▶ _Problem to work on_: Find the word "manutenzione" in the listing; pull out each line holding it.

▶ _Input for this task_:
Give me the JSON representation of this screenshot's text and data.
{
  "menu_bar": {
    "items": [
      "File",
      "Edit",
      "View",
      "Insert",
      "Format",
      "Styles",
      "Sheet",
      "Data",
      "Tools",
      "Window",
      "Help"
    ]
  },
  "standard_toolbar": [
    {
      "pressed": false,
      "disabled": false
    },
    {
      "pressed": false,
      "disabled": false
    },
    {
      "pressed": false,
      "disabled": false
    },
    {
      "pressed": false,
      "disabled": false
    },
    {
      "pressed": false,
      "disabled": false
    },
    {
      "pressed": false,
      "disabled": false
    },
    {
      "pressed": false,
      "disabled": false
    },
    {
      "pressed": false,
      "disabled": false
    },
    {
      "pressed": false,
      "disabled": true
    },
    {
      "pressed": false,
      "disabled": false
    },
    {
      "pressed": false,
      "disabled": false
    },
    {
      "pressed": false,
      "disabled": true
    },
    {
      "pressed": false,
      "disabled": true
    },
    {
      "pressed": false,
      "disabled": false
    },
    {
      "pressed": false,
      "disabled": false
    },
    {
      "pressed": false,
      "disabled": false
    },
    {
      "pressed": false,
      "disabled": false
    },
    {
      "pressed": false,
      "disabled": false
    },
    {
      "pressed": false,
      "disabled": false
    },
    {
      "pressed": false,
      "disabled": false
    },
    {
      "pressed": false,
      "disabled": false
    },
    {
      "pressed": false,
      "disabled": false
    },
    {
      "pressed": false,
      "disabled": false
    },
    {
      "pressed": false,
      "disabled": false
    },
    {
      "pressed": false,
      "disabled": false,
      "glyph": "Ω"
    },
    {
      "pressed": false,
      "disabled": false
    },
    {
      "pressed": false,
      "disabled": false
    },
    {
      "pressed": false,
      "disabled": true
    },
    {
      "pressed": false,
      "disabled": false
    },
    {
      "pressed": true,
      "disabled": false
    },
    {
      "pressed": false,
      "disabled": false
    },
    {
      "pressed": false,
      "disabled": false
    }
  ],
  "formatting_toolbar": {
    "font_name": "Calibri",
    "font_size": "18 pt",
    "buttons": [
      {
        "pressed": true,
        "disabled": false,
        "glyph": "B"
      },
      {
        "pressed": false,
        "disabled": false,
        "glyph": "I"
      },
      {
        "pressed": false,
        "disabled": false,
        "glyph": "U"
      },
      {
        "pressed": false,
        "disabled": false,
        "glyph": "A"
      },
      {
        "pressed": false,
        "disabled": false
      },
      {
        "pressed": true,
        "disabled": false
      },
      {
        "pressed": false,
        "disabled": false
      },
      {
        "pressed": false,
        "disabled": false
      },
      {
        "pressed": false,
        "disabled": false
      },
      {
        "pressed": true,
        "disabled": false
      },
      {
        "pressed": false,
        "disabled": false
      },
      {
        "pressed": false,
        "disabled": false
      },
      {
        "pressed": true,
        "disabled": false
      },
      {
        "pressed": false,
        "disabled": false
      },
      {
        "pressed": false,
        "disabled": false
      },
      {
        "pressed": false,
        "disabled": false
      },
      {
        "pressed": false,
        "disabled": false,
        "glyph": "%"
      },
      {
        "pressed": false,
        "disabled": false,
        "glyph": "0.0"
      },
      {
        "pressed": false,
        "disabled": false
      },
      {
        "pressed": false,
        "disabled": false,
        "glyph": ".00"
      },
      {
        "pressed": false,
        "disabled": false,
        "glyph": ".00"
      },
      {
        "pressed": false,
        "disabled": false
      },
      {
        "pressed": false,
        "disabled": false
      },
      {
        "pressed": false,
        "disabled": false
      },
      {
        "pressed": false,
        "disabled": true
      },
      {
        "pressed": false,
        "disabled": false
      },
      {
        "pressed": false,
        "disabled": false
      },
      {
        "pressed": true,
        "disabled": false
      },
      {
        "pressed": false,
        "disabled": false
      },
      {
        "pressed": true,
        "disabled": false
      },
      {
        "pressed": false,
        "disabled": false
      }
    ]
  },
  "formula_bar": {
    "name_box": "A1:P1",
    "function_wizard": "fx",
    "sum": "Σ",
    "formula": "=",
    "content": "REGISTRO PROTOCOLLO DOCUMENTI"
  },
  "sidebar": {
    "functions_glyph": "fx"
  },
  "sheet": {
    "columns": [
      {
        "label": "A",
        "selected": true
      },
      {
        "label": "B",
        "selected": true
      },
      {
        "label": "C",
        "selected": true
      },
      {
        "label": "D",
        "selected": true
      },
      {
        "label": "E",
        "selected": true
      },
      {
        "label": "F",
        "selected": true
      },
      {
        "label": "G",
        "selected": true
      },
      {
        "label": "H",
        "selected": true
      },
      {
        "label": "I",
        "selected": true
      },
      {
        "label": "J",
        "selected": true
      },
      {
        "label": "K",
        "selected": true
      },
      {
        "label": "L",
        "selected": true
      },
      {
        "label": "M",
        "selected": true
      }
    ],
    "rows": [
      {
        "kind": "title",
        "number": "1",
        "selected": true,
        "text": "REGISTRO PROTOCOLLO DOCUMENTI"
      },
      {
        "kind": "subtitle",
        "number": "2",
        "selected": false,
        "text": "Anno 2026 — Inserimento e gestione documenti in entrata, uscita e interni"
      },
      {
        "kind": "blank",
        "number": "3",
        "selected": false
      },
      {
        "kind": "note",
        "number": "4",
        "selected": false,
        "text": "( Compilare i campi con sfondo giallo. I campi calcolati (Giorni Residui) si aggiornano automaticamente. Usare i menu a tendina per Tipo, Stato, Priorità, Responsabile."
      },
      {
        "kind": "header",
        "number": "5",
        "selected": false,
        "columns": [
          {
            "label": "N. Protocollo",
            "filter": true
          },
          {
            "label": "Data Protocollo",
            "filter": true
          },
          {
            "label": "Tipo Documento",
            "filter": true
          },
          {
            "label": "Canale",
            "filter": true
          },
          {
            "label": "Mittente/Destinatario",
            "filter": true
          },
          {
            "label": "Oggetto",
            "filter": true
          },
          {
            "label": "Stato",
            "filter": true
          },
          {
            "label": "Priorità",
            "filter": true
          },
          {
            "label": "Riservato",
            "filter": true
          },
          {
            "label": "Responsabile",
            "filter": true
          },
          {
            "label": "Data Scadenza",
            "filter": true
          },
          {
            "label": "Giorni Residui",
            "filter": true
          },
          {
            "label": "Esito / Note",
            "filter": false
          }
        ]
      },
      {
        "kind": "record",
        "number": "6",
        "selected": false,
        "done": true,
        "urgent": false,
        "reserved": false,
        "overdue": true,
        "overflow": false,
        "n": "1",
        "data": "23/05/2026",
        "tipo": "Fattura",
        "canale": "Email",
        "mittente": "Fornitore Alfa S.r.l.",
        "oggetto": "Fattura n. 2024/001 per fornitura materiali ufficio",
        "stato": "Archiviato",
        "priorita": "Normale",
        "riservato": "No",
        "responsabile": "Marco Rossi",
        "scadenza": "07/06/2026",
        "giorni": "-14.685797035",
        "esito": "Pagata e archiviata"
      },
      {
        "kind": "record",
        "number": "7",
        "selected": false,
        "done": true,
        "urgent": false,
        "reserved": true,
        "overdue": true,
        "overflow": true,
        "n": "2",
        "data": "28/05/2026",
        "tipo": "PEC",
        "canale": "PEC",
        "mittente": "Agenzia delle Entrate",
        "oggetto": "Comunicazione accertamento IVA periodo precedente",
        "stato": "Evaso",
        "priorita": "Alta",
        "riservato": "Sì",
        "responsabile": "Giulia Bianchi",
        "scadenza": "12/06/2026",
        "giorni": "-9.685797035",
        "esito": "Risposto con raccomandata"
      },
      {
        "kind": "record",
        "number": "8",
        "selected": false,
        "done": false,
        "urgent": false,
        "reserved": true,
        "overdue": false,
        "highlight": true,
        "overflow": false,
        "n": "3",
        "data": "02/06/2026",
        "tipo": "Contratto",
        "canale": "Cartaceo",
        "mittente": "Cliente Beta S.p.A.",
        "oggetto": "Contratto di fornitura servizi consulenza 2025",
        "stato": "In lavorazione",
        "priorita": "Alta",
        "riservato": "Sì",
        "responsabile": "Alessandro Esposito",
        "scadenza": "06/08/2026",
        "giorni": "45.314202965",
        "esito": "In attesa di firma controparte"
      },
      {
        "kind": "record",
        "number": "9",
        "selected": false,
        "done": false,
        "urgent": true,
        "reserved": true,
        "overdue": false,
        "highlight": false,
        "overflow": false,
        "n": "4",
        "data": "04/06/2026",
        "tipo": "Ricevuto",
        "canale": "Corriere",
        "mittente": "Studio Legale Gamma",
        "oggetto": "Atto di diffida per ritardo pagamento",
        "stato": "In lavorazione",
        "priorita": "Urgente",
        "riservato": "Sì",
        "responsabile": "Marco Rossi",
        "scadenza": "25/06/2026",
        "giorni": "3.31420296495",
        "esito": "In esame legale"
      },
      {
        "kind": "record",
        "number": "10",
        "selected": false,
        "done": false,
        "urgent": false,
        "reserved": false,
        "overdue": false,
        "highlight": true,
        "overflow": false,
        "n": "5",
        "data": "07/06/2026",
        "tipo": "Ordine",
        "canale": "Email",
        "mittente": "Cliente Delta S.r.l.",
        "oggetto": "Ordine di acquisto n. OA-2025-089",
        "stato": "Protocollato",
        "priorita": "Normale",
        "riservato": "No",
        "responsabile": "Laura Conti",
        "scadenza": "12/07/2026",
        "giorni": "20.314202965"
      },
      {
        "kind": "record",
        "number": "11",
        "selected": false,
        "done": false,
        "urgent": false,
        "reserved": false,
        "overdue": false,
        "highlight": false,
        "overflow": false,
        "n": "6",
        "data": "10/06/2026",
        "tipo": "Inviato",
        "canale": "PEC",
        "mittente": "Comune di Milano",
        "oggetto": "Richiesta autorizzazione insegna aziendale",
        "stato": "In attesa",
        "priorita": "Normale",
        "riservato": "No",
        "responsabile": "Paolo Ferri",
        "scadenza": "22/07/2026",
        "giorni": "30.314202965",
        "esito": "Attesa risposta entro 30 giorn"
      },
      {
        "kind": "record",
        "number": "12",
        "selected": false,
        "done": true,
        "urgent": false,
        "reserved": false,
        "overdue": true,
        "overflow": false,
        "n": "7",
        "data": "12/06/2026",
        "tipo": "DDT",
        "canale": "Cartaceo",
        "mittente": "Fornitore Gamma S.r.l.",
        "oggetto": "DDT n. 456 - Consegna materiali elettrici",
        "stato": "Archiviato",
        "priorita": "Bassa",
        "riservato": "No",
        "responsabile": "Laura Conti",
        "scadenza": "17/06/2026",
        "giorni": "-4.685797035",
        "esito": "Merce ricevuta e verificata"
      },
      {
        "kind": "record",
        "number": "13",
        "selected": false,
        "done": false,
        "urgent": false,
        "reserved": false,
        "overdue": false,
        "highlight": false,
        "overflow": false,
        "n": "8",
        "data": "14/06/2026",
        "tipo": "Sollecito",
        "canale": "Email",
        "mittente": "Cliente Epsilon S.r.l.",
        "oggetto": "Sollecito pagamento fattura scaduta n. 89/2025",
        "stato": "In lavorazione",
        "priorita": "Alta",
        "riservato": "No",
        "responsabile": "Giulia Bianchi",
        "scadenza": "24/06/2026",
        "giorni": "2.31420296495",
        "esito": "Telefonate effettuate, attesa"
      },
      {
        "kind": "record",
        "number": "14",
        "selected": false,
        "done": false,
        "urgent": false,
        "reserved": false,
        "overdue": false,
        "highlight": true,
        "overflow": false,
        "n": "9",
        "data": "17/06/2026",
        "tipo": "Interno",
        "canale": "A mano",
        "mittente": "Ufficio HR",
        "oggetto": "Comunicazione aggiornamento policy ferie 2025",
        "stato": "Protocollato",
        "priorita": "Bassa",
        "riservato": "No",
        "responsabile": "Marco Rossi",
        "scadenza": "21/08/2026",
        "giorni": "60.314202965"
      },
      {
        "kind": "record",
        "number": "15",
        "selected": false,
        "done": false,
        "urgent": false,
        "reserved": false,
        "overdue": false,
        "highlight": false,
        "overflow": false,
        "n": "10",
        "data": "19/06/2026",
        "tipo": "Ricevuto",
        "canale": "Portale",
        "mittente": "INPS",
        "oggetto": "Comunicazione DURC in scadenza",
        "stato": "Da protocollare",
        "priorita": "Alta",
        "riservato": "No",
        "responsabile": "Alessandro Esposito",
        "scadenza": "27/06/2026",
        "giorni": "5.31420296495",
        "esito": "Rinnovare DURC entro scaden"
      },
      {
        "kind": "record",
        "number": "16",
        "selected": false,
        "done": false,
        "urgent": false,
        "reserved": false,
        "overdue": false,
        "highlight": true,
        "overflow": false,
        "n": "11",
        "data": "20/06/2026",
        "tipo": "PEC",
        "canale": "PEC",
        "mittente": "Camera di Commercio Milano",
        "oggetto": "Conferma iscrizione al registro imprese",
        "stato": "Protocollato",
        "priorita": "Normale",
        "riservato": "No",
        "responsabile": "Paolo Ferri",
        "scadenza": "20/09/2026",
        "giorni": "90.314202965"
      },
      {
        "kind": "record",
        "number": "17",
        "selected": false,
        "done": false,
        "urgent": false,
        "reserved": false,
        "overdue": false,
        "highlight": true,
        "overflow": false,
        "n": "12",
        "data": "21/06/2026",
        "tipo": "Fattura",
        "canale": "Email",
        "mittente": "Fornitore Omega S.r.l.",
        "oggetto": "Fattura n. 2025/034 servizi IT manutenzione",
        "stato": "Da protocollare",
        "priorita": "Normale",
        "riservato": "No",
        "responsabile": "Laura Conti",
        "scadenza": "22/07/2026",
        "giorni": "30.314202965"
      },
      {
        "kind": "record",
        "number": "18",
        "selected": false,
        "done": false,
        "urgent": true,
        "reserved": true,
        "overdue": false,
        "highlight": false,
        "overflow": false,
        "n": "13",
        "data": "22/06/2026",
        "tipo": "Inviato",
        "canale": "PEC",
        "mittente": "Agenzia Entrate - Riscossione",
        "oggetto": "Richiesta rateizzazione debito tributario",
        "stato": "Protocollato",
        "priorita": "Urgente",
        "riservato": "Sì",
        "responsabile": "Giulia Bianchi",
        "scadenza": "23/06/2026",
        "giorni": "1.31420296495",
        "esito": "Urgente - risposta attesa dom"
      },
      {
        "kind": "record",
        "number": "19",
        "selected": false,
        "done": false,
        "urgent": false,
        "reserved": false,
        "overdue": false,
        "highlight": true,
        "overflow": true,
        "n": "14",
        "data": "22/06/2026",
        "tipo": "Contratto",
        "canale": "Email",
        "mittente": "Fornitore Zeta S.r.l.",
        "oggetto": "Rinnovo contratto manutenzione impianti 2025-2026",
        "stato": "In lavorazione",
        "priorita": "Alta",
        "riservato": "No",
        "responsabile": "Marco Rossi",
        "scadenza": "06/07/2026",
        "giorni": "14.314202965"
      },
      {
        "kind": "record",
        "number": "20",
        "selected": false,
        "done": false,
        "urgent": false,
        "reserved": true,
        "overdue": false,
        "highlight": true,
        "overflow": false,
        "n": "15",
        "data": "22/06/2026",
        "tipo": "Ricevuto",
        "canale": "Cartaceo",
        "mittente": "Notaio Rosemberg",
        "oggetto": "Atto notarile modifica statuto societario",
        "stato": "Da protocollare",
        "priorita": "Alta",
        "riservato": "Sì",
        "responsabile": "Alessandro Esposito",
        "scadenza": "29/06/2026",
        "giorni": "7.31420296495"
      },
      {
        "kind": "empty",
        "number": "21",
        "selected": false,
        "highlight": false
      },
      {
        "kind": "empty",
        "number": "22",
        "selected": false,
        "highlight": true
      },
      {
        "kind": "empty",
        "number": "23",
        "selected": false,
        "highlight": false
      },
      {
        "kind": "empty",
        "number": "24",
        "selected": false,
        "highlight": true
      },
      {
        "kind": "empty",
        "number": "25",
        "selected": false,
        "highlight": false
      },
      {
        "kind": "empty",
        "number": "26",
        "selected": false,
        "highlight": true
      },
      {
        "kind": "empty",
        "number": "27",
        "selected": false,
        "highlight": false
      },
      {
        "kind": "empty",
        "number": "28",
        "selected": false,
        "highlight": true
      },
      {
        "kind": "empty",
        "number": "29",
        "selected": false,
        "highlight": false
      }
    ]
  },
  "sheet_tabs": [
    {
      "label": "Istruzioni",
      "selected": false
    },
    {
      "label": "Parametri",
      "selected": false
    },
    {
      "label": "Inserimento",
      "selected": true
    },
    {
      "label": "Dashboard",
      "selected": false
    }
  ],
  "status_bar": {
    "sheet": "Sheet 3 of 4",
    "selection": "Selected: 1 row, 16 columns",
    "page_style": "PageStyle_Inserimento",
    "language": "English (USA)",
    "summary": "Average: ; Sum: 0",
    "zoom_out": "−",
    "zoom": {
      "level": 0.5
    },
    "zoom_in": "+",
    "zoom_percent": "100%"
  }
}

▶ _Answer to this problem_:
        "oggetto": "Fattura n. 2025/034 servizi IT manutenzione",
        "oggetto": "Rinnovo contratto manutenzione impianti 2025-2026",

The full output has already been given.